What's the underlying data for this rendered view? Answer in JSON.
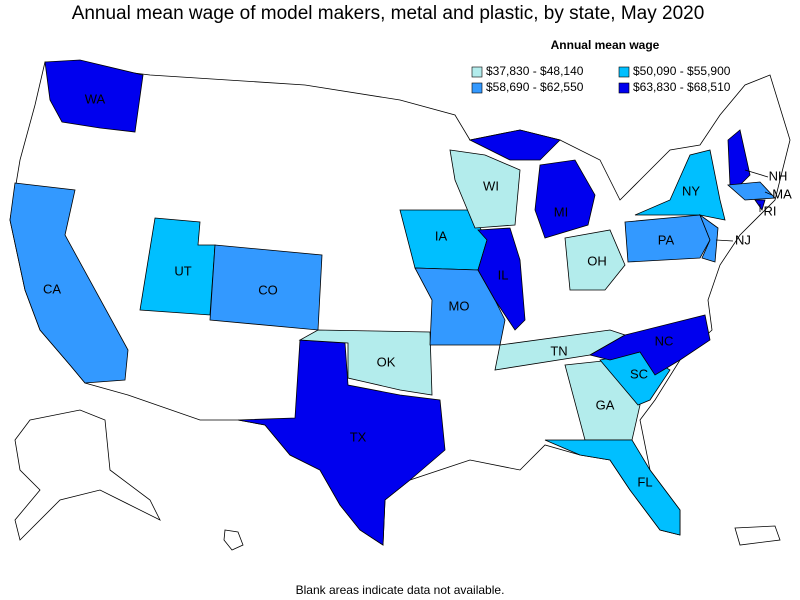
{
  "title": "Annual mean wage of model makers, metal and plastic, by state, May 2020",
  "legend": {
    "title": "Annual mean wage",
    "bins": [
      {
        "label": "$37,830 - $48,140",
        "color": "#b3ecec"
      },
      {
        "label": "$50,090 - $55,900",
        "color": "#00bfff"
      },
      {
        "label": "$58,690 - $62,550",
        "color": "#3399ff"
      },
      {
        "label": "$63,830 - $68,510",
        "color": "#0000ee"
      }
    ]
  },
  "states": [
    {
      "abbr": "WA",
      "bin": 3
    },
    {
      "abbr": "CA",
      "bin": 2
    },
    {
      "abbr": "UT",
      "bin": 1
    },
    {
      "abbr": "CO",
      "bin": 2
    },
    {
      "abbr": "TX",
      "bin": 3
    },
    {
      "abbr": "OK",
      "bin": 0
    },
    {
      "abbr": "IA",
      "bin": 1
    },
    {
      "abbr": "MO",
      "bin": 2
    },
    {
      "abbr": "IL",
      "bin": 3
    },
    {
      "abbr": "WI",
      "bin": 0
    },
    {
      "abbr": "MI",
      "bin": 3
    },
    {
      "abbr": "OH",
      "bin": 0
    },
    {
      "abbr": "TN",
      "bin": 0
    },
    {
      "abbr": "GA",
      "bin": 0
    },
    {
      "abbr": "SC",
      "bin": 1
    },
    {
      "abbr": "NC",
      "bin": 3
    },
    {
      "abbr": "FL",
      "bin": 1
    },
    {
      "abbr": "PA",
      "bin": 2
    },
    {
      "abbr": "NY",
      "bin": 1
    },
    {
      "abbr": "NJ",
      "bin": 2
    },
    {
      "abbr": "NH",
      "bin": 3
    },
    {
      "abbr": "MA",
      "bin": 2
    },
    {
      "abbr": "RI",
      "bin": 3
    }
  ],
  "footnote": "Blank areas indicate data not available."
}
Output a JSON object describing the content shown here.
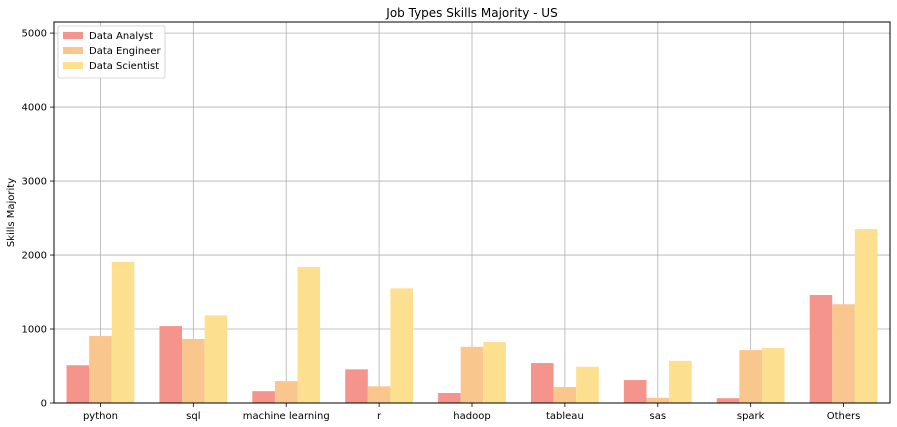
{
  "chart_data": {
    "type": "bar",
    "title": "Job Types Skills Majority - US",
    "xlabel": "",
    "ylabel": "Skills Majority",
    "ylim": [
      0,
      5150
    ],
    "yticks": [
      0,
      1000,
      2000,
      3000,
      4000,
      5000
    ],
    "grid": true,
    "legend_position": "top-left",
    "categories": [
      "python",
      "sql",
      "machine learning",
      "r",
      "hadoop",
      "tableau",
      "sas",
      "spark",
      "Others"
    ],
    "series": [
      {
        "name": "Data Analyst",
        "color": "#f5948c",
        "values": [
          510,
          1040,
          160,
          455,
          135,
          540,
          310,
          65,
          1460
        ]
      },
      {
        "name": "Data Engineer",
        "color": "#f9c68e",
        "values": [
          905,
          865,
          295,
          225,
          760,
          215,
          70,
          715,
          1335
        ]
      },
      {
        "name": "Data Scientist",
        "color": "#fde08f",
        "values": [
          1910,
          1185,
          1840,
          1550,
          825,
          490,
          570,
          745,
          2350
        ]
      }
    ]
  }
}
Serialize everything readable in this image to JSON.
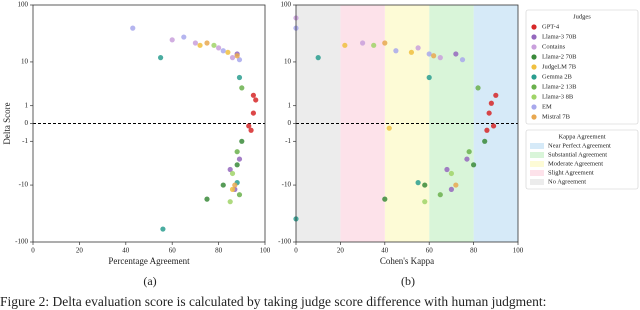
{
  "chart_data": [
    {
      "type": "scatter",
      "xlabel": "Percentage Agreement",
      "ylabel": "Delta Score",
      "xlim": [
        0,
        100
      ],
      "xticks": [
        0,
        20,
        40,
        60,
        80,
        100
      ],
      "ylim": [
        -100,
        100
      ],
      "yticks": [
        -100,
        -10,
        -1,
        0,
        1,
        10,
        100
      ],
      "yscale": "symlog",
      "hline": 0,
      "legend_title": "Judges",
      "series": [
        {
          "name": "GPT-4",
          "color": "#d62728",
          "x": [
            95,
            96,
            95,
            94,
            93
          ],
          "values": [
            2,
            1.5,
            0.5,
            -0.3,
            -0.1
          ]
        },
        {
          "name": "Llama-3 70B",
          "color": "#9467bd",
          "x": [
            88,
            89,
            87,
            85
          ],
          "values": [
            14,
            -3,
            -12,
            -5
          ]
        },
        {
          "name": "Contains",
          "color": "#c9a0dc",
          "x": [
            60,
            70,
            80,
            86
          ],
          "values": [
            25,
            22,
            18,
            12
          ]
        },
        {
          "name": "Llama-2 70B",
          "color": "#3a8a3a",
          "x": [
            75,
            82,
            88,
            90
          ],
          "values": [
            -18,
            -10,
            -4,
            -1
          ]
        },
        {
          "name": "JudgeLM 7B",
          "color": "#f0c040",
          "x": [
            72,
            84,
            86
          ],
          "values": [
            20,
            15,
            -12
          ]
        },
        {
          "name": "Gemma 2B",
          "color": "#2a9d8f",
          "x": [
            55,
            89,
            88,
            56
          ],
          "values": [
            12,
            5,
            -9,
            -60
          ]
        },
        {
          "name": "Llama-2 13B",
          "color": "#6ab04c",
          "x": [
            90,
            89,
            88
          ],
          "values": [
            3,
            -15,
            -2
          ]
        },
        {
          "name": "Llama-3 8B",
          "color": "#a0d468",
          "x": [
            78,
            85,
            86
          ],
          "values": [
            20,
            -20,
            -6
          ]
        },
        {
          "name": "EM",
          "color": "#a8a8ec",
          "x": [
            43,
            65,
            82,
            89
          ],
          "values": [
            40,
            28,
            16,
            11
          ]
        },
        {
          "name": "Mistral 7B",
          "color": "#e8a850",
          "x": [
            75,
            88,
            87
          ],
          "values": [
            22,
            13,
            -10
          ]
        }
      ]
    },
    {
      "type": "scatter",
      "xlabel": "Cohen's Kappa",
      "xlim": [
        0,
        100
      ],
      "xticks": [
        0,
        20,
        40,
        60,
        80,
        100
      ],
      "ylim": [
        -100,
        100
      ],
      "yticks": [
        -100,
        -10,
        -1,
        0,
        1,
        10,
        100
      ],
      "yscale": "symlog",
      "hline": 0,
      "bands_legend_title": "Kappa Agreement",
      "bands": [
        {
          "name": "Near Perfect Agreement",
          "range": [
            80,
            100
          ],
          "color": "#d6eaf8"
        },
        {
          "name": "Substantial Agreement",
          "range": [
            60,
            80
          ],
          "color": "#d9f5d9"
        },
        {
          "name": "Moderate Agreement",
          "range": [
            40,
            60
          ],
          "color": "#fdfbd6"
        },
        {
          "name": "Slight Agreement",
          "range": [
            20,
            40
          ],
          "color": "#fde2ea"
        },
        {
          "name": "No Agreement",
          "range": [
            0,
            20
          ],
          "color": "#ececec"
        }
      ],
      "series": [
        {
          "color": "#d62728",
          "x": [
            90,
            88,
            87,
            86,
            89
          ],
          "values": [
            2,
            1.2,
            0.5,
            -0.3,
            -0.1
          ]
        },
        {
          "color": "#9467bd",
          "x": [
            72,
            77,
            70,
            68
          ],
          "values": [
            14,
            -3,
            -12,
            -5
          ]
        },
        {
          "color": "#c9a0dc",
          "x": [
            0,
            30,
            55,
            65
          ],
          "values": [
            60,
            22,
            18,
            12
          ]
        },
        {
          "color": "#3a8a3a",
          "x": [
            40,
            58,
            80,
            85
          ],
          "values": [
            -18,
            -10,
            -4,
            -1
          ]
        },
        {
          "color": "#f0c040",
          "x": [
            22,
            52,
            42
          ],
          "values": [
            20,
            15,
            -0.2
          ]
        },
        {
          "color": "#2a9d8f",
          "x": [
            10,
            60,
            55,
            0
          ],
          "values": [
            12,
            5,
            -9,
            -40
          ]
        },
        {
          "color": "#6ab04c",
          "x": [
            82,
            65,
            78
          ],
          "values": [
            3,
            -15,
            -2
          ]
        },
        {
          "color": "#a0d468",
          "x": [
            35,
            58,
            70
          ],
          "values": [
            20,
            -20,
            -6
          ]
        },
        {
          "color": "#a8a8ec",
          "x": [
            0,
            45,
            60,
            75
          ],
          "values": [
            40,
            16,
            14,
            11
          ]
        },
        {
          "color": "#e8a850",
          "x": [
            40,
            62,
            72
          ],
          "values": [
            22,
            13,
            -10
          ]
        }
      ]
    }
  ],
  "subfigure_labels": [
    "(a)",
    "(b)"
  ],
  "caption": "Figure 2: Delta evaluation score is calculated by taking judge score difference with human judgment:"
}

§ **Task objective**: Your task is to report how many lines of the material include the string "JSON". Give the number and no other words.

§ **Exercise solution**: 3